**PROBLEM DETAILS**
Below are the records. List every line holding the word "houses".

**STORED DATA**
## Start
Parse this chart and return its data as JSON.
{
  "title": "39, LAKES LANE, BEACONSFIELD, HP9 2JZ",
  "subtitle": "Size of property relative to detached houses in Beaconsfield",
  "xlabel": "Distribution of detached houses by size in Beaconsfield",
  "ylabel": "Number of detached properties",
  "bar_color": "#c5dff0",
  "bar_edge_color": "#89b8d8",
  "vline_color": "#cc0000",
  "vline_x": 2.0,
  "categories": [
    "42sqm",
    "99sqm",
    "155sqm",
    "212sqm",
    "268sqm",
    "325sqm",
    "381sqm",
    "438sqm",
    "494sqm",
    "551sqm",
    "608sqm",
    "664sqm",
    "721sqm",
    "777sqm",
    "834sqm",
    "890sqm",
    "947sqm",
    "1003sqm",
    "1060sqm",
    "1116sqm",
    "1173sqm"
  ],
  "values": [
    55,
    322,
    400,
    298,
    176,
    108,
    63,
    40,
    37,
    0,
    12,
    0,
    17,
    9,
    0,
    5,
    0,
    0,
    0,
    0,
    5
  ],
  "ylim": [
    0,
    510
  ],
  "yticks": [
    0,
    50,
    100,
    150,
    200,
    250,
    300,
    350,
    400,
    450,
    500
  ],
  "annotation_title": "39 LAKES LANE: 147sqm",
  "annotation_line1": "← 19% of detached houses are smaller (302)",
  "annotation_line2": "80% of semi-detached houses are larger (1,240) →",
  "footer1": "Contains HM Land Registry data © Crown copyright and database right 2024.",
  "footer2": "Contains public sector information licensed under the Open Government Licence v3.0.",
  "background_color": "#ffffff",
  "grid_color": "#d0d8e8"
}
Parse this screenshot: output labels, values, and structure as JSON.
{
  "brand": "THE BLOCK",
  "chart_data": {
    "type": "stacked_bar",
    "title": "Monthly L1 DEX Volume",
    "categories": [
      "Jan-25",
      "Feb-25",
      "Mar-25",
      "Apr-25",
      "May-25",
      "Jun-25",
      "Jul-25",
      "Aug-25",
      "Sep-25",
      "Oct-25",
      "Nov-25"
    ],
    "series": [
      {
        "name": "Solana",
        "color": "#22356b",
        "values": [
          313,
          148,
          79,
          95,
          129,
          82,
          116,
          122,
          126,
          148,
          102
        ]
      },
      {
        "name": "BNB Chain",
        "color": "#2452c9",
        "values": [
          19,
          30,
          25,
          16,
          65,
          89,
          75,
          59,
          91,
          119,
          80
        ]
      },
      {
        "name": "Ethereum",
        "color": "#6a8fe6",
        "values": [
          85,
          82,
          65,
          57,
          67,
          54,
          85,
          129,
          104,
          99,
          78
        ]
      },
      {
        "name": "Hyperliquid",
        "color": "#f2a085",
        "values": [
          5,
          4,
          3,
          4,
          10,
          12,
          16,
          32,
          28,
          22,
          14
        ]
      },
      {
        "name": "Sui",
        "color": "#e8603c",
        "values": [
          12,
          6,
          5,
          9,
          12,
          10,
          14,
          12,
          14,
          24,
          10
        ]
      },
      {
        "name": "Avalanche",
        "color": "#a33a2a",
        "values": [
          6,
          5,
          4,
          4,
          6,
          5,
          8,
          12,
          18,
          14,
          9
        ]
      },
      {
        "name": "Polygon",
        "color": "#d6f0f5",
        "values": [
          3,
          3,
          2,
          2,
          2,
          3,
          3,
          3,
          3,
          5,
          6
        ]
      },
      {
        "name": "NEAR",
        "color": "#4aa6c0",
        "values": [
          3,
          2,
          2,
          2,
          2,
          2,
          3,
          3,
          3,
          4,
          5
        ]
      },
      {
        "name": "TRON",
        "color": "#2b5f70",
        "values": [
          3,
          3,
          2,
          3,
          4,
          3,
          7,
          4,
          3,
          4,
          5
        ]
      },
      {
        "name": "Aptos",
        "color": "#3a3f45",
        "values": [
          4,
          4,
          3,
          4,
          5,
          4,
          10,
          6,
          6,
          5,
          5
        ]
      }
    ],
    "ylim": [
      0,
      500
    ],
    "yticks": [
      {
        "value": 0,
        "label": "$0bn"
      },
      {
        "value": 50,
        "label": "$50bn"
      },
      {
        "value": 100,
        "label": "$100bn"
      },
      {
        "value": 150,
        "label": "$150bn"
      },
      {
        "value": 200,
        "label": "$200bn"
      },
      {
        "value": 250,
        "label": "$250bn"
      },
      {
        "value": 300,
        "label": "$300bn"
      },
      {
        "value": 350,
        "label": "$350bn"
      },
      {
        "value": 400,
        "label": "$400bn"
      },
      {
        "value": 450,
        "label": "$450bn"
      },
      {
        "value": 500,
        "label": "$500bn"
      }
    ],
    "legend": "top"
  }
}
## End
**SOLUTION TO THIS TASK**
  "subtitle": "Size of property relative to detached houses in Beaconsfield",
  "xlabel": "Distribution of detached houses by size in Beaconsfield",
  "annotation_line1": "← 19% of detached houses are smaller (302)",
  "annotation_line2": "80% of semi-detached houses are larger (1,240) →",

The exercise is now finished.